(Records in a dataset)
+ + + +
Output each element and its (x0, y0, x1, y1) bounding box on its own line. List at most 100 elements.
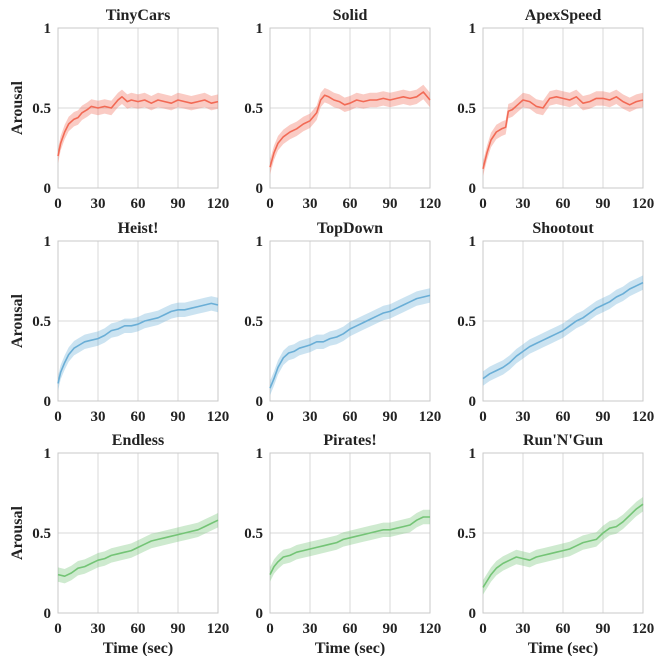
subplot-title: TinyCars (106, 7, 171, 24)
x-tick-label: 30 (303, 621, 318, 637)
subplot-6: Shootout 0 30 60 90 120 0 0.5 1 (457, 220, 654, 425)
x-tick-label: 30 (516, 196, 531, 212)
x-tick-label: 30 (303, 196, 318, 212)
x-tick-label: 30 (91, 196, 106, 212)
y-tick-label: 1 (469, 446, 477, 462)
x-tick-label: 90 (171, 196, 186, 212)
x-tick-label: 0 (266, 196, 274, 212)
plot-frame (269, 240, 431, 402)
x-tick-label: 120 (632, 409, 655, 425)
subplot-8: Pirates! 0 30 60 90 120 0 0.5 1 Time (sec) (244, 432, 441, 656)
x-axis-label: Time (sec) (528, 640, 598, 656)
confidence-band (270, 288, 430, 396)
x-tick-label: 120 (207, 196, 230, 212)
x-tick-label: 90 (383, 621, 398, 637)
y-tick-label: 0 (256, 394, 264, 410)
subplot-5: TopDown 0 30 60 90 120 0 0.5 1 (244, 220, 441, 425)
x-tick-label: 0 (266, 409, 274, 425)
x-tick-label: 90 (171, 621, 186, 637)
y-tick-label: 1 (44, 234, 52, 250)
x-tick-label: 120 (632, 196, 655, 212)
y-tick-label: 1 (469, 21, 477, 37)
y-tick-label: 0.5 (32, 314, 51, 330)
x-tick-label: 90 (171, 409, 186, 425)
x-tick-label: 60 (131, 196, 146, 212)
x-tick-label: 60 (343, 409, 358, 425)
x-tick-label: 60 (556, 621, 571, 637)
x-tick-label: 120 (207, 621, 230, 637)
y-axis-label: Arousal (9, 293, 26, 347)
series-line (482, 281, 644, 380)
x-tick-label: 0 (479, 196, 487, 212)
x-tick-label: 30 (91, 409, 106, 425)
x-tick-label: 60 (343, 621, 358, 637)
subplot-title: Run'N'Gun (523, 432, 603, 449)
y-tick-label: 0.5 (244, 101, 263, 117)
y-tick-label: 0.5 (457, 526, 476, 542)
x-tick-label: 60 (556, 196, 571, 212)
y-tick-label: 1 (256, 234, 264, 250)
subplot-title: TopDown (317, 220, 383, 237)
plot-frame (57, 240, 219, 402)
series-line (482, 96, 644, 169)
x-tick-label: 90 (383, 196, 398, 212)
x-axis-label: Time (sec) (315, 640, 385, 656)
x-tick-label: 120 (419, 409, 442, 425)
confidence-band (483, 89, 643, 176)
x-tick-label: 60 (131, 621, 146, 637)
subplot-title: ApexSpeed (525, 7, 602, 24)
y-tick-label: 1 (44, 446, 52, 462)
x-tick-label: 0 (479, 409, 487, 425)
subplot-3: ApexSpeed 0 30 60 90 120 0 0.5 1 (457, 7, 654, 212)
x-tick-label: 60 (556, 409, 571, 425)
y-axis-label: Arousal (9, 505, 26, 559)
confidence-band (483, 497, 643, 595)
y-tick-label: 0 (256, 606, 264, 622)
y-tick-label: 1 (44, 21, 52, 37)
x-tick-label: 120 (632, 621, 655, 637)
y-tick-label: 0 (256, 181, 264, 197)
y-tick-label: 0.5 (244, 314, 263, 330)
series-line (57, 302, 219, 384)
series-line (57, 519, 219, 578)
subplot-title: Heist! (118, 220, 159, 237)
x-tick-label: 90 (383, 409, 398, 425)
x-tick-label: 60 (343, 196, 358, 212)
y-tick-label: 0.5 (457, 314, 476, 330)
plot-frame (482, 452, 644, 614)
x-tick-label: 30 (303, 409, 318, 425)
x-tick-label: 120 (419, 621, 442, 637)
x-tick-label: 0 (479, 621, 487, 637)
y-tick-label: 0 (469, 394, 477, 410)
subplot-1: TinyCars 0 30 60 90 120 0 0.5 1 Arousal (9, 7, 229, 212)
plot-frame (57, 452, 219, 614)
y-tick-label: 0 (44, 606, 52, 622)
series-line (269, 91, 431, 168)
plot-frame (482, 27, 644, 189)
series-line (269, 294, 431, 389)
x-tick-label: 30 (516, 409, 531, 425)
subplot-title: Endless (112, 432, 164, 449)
y-tick-label: 1 (469, 234, 477, 250)
subplot-title: Shootout (532, 220, 594, 237)
plot-frame (269, 452, 431, 614)
y-tick-label: 1 (256, 446, 264, 462)
x-tick-label: 120 (419, 196, 442, 212)
x-axis-label: Time (sec) (103, 640, 173, 656)
confidence-band (270, 509, 430, 582)
x-tick-label: 0 (54, 621, 62, 637)
y-axis-label: Arousal (9, 80, 26, 134)
confidence-band (270, 84, 430, 175)
series-line (57, 96, 219, 157)
x-tick-label: 30 (91, 621, 106, 637)
plot-frame (482, 240, 644, 402)
x-tick-label: 30 (516, 621, 531, 637)
subplot-title: Solid (333, 7, 368, 24)
y-tick-label: 0 (469, 606, 477, 622)
subplot-7: Endless 0 30 60 90 120 0 0.5 1 Arousal Time (sec) (9, 432, 229, 656)
y-tick-label: 0.5 (32, 526, 51, 542)
y-tick-label: 0 (44, 181, 52, 197)
plot-frame (269, 27, 431, 189)
subplot-title: Pirates! (323, 432, 376, 449)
+ + + +
■ WHAT THE EXERCISE ASKS ■
Rewrite the lines from the one containing "subplot-title: TinyCars (106, 7, 171, 24)" through the one containing "x-tick-label: 90 (383, 621, 398, 637)", substituting "uncertainty-band" for "confidence-band" and leaving everything else unchanged.

■ FINISHED EXERCISE ■
subplot-title: TinyCars (106, 7, 171, 24)
x-tick-label: 30 (303, 621, 318, 637)
subplot-6: Shootout 0 30 60 90 120 0 0.5 1 (457, 220, 654, 425)
x-tick-label: 30 (516, 196, 531, 212)
x-tick-label: 30 (303, 196, 318, 212)
x-tick-label: 30 (91, 196, 106, 212)
y-tick-label: 1 (469, 446, 477, 462)
x-tick-label: 90 (171, 196, 186, 212)
x-tick-label: 0 (266, 196, 274, 212)
plot-frame (269, 240, 431, 402)
x-tick-label: 120 (632, 409, 655, 425)
subplot-8: Pirates! 0 30 60 90 120 0 0.5 1 Time (sec) (244, 432, 441, 656)
x-axis-label: Time (sec) (528, 640, 598, 656)
uncertainty-band (270, 288, 430, 396)
x-tick-label: 120 (207, 196, 230, 212)
x-tick-label: 90 (383, 621, 398, 637)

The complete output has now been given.